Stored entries
- - - - -
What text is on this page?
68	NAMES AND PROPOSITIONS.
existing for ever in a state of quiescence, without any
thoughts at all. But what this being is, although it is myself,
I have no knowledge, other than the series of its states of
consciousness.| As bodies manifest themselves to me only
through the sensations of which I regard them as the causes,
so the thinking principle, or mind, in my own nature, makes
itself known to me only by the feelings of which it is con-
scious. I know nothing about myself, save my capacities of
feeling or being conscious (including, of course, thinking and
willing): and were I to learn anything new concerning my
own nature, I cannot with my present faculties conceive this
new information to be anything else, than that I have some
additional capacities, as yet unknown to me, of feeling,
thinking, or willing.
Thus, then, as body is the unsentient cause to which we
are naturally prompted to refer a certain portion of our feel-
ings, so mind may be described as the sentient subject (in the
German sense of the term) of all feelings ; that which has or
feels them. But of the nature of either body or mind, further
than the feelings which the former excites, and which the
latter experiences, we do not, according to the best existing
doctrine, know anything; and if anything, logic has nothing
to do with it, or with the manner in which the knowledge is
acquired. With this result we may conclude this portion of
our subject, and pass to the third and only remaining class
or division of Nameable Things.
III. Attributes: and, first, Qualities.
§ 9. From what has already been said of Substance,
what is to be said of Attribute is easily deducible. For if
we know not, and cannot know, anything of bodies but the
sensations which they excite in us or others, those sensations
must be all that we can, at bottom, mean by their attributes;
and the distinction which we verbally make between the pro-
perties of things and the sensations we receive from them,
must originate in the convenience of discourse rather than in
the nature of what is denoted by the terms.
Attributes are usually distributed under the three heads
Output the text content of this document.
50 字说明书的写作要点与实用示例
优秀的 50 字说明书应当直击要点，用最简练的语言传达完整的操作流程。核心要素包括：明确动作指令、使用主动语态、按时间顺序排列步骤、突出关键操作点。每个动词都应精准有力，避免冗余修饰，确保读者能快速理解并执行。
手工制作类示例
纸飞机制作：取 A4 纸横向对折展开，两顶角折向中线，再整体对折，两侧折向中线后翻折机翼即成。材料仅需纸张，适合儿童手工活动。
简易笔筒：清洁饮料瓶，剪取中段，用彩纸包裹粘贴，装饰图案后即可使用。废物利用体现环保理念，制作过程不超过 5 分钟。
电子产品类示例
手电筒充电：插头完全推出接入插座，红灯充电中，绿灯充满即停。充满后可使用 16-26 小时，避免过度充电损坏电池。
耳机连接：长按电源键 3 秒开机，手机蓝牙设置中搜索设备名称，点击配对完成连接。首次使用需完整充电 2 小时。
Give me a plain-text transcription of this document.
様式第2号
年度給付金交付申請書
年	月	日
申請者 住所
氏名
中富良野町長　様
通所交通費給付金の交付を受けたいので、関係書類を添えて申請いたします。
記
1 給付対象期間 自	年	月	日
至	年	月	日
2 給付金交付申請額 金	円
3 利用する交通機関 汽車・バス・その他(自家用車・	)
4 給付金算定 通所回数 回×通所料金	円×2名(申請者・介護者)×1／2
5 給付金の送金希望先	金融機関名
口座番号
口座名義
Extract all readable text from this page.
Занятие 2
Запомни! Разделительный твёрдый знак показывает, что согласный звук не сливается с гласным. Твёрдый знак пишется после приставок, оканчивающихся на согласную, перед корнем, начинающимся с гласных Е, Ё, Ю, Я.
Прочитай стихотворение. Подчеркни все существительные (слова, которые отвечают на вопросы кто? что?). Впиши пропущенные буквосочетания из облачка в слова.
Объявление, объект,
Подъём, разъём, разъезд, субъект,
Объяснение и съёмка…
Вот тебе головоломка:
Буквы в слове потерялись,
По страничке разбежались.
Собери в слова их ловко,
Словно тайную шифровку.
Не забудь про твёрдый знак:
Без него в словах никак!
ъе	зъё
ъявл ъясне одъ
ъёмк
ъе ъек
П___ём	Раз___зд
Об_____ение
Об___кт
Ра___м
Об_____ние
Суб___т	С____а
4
- - - - -
__The task__: Extract all of the material exactly as it is written.

__Written answer__:
What text is on this page?
68	NAMES AND PROPOSITIONS.
existing for ever in a state of quiescence, without any
thoughts at all. But what this being is, although it is myself,
I have no knowledge, other than the series of its states of
consciousness.| As bodies manifest themselves to me only
through the sensations of which I regard them as the causes,
so the thinking principle, or mind, in my own nature, makes
itself known to me only by the feelings of which it is con-
scious. I know nothing about myself, save my capacities of
feeling or being conscious (including, of course, thinking and
willing): and were I to learn anything new concerning my
own nature, I cannot with my present faculties conceive this
new information to be anything else, than that I have some
additional capacities, as yet unknown to me, of feeling,
thinking, or willing.
Thus, then, as body is the unsentient cause to which we
are naturally prompted to refer a certain portion of our feel-
ings, so mind may be described as the sentient subject (in the
German sense of the term) of all feelings ; that which has or
feels them. But of the nature of either body or mind, further
than the feelings which the former excites, and which the
latter experiences, we do not, according to the best existing
doctrine, know anything; and if anything, logic has nothing
to do with it, or with the manner in which the knowledge is
acquired. With this result we may conclude this portion of
our subject, and pass to the third and only remaining class
or division of Nameable Things.
III. Attributes: and, first, Qualities.
§ 9. From what has already been said of Substance,
what is to be said of Attribute is easily deducible. For if
we know not, and cannot know, anything of bodies but the
sensations which they excite in us or others, those sensations
must be all that we can, at bottom, mean by their attributes;
and the distinction which we verbally make between the pro-
perties of things and the sensations we receive from them,
must originate in the convenience of discourse rather than in
the nature of what is denoted by the terms.
Attributes are usually distributed under the three heads
Output the text content of this document.
50 字说明书的写作要点与实用示例
优秀的 50 字说明书应当直击要点，用最简练的语言传达完整的操作流程。核心要素包括：明确动作指令、使用主动语态、按时间顺序排列步骤、突出关键操作点。每个动词都应精准有力，避免冗余修饰，确保读者能快速理解并执行。
手工制作类示例
纸飞机制作：取 A4 纸横向对折展开，两顶角折向中线，再整体对折，两侧折向中线后翻折机翼即成。材料仅需纸张，适合儿童手工活动。
简易笔筒：清洁饮料瓶，剪取中段，用彩纸包裹粘贴，装饰图案后即可使用。废物利用体现环保理念，制作过程不超过 5 分钟。
电子产品类示例
手电筒充电：插头完全推出接入插座，红灯充电中，绿灯充满即停。充满后可使用 16-26 小时，避免过度充电损坏电池。
耳机连接：长按电源键 3 秒开机，手机蓝牙设置中搜索设备名称，点击配对完成连接。首次使用需完整充电 2 小时。
Give me a plain-text transcription of this document.
様式第2号
年度給付金交付申請書
年	月	日
申請者 住所
氏名
中富良野町長　様
通所交通費給付金の交付を受けたいので、関係書類を添えて申請いたします。
記
1 給付対象期間 自	年	月	日
至	年	月	日
2 給付金交付申請額 金	円
3 利用する交通機関 汽車・バス・その他(自家用車・	)
4 給付金算定 通所回数 回×通所料金	円×2名(申請者・介護者)×1／2
5 給付金の送金希望先	金融機関名
口座番号
口座名義
Extract all readable text from this page.
Занятие 2
Запомни! Разделительный твёрдый знак показывает, что согласный звук не сливается с гласным. Твёрдый знак пишется после приставок, оканчивающихся на согласную, перед корнем, начинающимся с гласных Е, Ё, Ю, Я.
Прочитай стихотворение. Подчеркни все существительные (слова, которые отвечают на вопросы кто? что?). Впиши пропущенные буквосочетания из облачка в слова.
Объявление, объект,
Подъём, разъём, разъезд, субъект,
Объяснение и съёмка…
Вот тебе головоломка:
Буквы в слове потерялись,
По страничке разбежались.
Собери в слова их ловко,
Словно тайную шифровку.
Не забудь про твёрдый знак:
Без него в словах никак!
ъе	зъё
ъявл ъясне одъ
ъёмк
ъе ъек
П___ём	Раз___зд
Об_____ение
Об___кт
Ра___м
Об_____ние
Суб___т	С____а
4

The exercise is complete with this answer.